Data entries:
** Begin **

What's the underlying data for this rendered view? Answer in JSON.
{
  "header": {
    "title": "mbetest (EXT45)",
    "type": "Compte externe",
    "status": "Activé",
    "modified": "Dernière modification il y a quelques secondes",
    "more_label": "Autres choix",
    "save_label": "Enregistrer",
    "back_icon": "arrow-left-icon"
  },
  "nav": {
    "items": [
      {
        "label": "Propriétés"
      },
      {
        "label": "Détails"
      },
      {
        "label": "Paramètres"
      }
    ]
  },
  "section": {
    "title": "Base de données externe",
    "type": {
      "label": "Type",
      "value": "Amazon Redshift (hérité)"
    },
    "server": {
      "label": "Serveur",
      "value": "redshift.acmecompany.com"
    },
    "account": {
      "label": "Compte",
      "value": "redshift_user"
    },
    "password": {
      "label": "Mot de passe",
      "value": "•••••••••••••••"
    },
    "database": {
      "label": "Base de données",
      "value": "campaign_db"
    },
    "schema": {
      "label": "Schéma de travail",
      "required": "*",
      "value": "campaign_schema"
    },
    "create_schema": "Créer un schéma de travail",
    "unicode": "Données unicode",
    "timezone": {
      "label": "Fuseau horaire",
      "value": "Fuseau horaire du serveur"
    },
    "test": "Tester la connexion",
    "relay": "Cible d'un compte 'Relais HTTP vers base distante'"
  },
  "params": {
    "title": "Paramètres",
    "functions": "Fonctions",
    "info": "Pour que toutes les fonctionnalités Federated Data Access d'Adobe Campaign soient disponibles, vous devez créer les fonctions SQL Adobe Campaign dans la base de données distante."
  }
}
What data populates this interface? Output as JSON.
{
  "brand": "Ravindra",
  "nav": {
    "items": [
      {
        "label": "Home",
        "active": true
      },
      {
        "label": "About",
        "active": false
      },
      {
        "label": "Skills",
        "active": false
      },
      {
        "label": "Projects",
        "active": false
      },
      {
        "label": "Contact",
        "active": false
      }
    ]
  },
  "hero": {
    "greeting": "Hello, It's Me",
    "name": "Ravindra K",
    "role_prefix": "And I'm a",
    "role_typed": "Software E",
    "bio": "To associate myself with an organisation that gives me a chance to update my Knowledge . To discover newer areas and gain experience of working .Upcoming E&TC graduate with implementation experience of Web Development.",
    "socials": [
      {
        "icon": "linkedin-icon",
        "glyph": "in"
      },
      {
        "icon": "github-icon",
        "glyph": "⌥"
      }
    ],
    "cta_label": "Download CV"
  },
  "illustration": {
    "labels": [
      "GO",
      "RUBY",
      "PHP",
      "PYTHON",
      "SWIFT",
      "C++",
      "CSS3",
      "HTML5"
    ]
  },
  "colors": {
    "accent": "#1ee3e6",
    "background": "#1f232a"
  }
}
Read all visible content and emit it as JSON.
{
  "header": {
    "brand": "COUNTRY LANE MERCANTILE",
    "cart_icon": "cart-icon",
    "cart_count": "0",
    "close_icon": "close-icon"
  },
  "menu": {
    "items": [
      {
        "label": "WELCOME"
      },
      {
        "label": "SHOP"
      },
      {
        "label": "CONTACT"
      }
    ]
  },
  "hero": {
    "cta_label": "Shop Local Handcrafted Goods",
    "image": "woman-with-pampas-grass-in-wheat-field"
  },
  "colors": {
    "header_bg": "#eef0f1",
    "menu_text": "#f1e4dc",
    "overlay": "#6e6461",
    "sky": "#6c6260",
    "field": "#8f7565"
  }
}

** End **

Exercise goal:
Copy out the full set of records precisely, leaving nothing out.

Result for this exercise:
What's the underlying data for this rendered view? Answer in JSON.
{
  "header": {
    "title": "mbetest (EXT45)",
    "type": "Compte externe",
    "status": "Activé",
    "modified": "Dernière modification il y a quelques secondes",
    "more_label": "Autres choix",
    "save_label": "Enregistrer",
    "back_icon": "arrow-left-icon"
  },
  "nav": {
    "items": [
      {
        "label": "Propriétés"
      },
      {
        "label": "Détails"
      },
      {
        "label": "Paramètres"
      }
    ]
  },
  "section": {
    "title": "Base de données externe",
    "type": {
      "label": "Type",
      "value": "Amazon Redshift (hérité)"
    },
    "server": {
      "label": "Serveur",
      "value": "redshift.acmecompany.com"
    },
    "account": {
      "label": "Compte",
      "value": "redshift_user"
    },
    "password": {
      "label": "Mot de passe",
      "value": "•••••••••••••••"
    },
    "database": {
      "label": "Base de données",
      "value": "campaign_db"
    },
    "schema": {
      "label": "Schéma de travail",
      "required": "*",
      "value": "campaign_schema"
    },
    "create_schema": "Créer un schéma de travail",
    "unicode": "Données unicode",
    "timezone": {
      "label": "Fuseau horaire",
      "value": "Fuseau horaire du serveur"
    },
    "test": "Tester la connexion",
    "relay": "Cible d'un compte 'Relais HTTP vers base distante'"
  },
  "params": {
    "title": "Paramètres",
    "functions": "Fonctions",
    "info": "Pour que toutes les fonctionnalités Federated Data Access d'Adobe Campaign soient disponibles, vous devez créer les fonctions SQL Adobe Campaign dans la base de données distante."
  }
}
What data populates this interface? Output as JSON.
{
  "brand": "Ravindra",
  "nav": {
    "items": [
      {
        "label": "Home",
        "active": true
      },
      {
        "label": "About",
        "active": false
      },
      {
        "label": "Skills",
        "active": false
      },
      {
        "label": "Projects",
        "active": false
      },
      {
        "label": "Contact",
        "active": false
      }
    ]
  },
  "hero": {
    "greeting": "Hello, It's Me",
    "name": "Ravindra K",
    "role_prefix": "And I'm a",
    "role_typed": "Software E",
    "bio": "To associate myself with an organisation that gives me a chance to update my Knowledge . To discover newer areas and gain experience of working .Upcoming E&TC graduate with implementation experience of Web Development.",
    "socials": [
      {
        "icon": "linkedin-icon",
        "glyph": "in"
      },
      {
        "icon": "github-icon",
        "glyph": "⌥"
      }
    ],
    "cta_label": "Download CV"
  },
  "illustration": {
    "labels": [
      "GO",
      "RUBY",
      "PHP",
      "PYTHON",
      "SWIFT",
      "C++",
      "CSS3",
      "HTML5"
    ]
  },
  "colors": {
    "accent": "#1ee3e6",
    "background": "#1f232a"
  }
}
Read all visible content and emit it as JSON.
{
  "header": {
    "brand": "COUNTRY LANE MERCANTILE",
    "cart_icon": "cart-icon",
    "cart_count": "0",
    "close_icon": "close-icon"
  },
  "menu": {
    "items": [
      {
        "label": "WELCOME"
      },
      {
        "label": "SHOP"
      },
      {
        "label": "CONTACT"
      }
    ]
  },
  "hero": {
    "cta_label": "Shop Local Handcrafted Goods",
    "image": "woman-with-pampas-grass-in-wheat-field"
  },
  "colors": {
    "header_bg": "#eef0f1",
    "menu_text": "#f1e4dc",
    "overlay": "#6e6461",
    "sky": "#6c6260",
    "field": "#8f7565"
  }
}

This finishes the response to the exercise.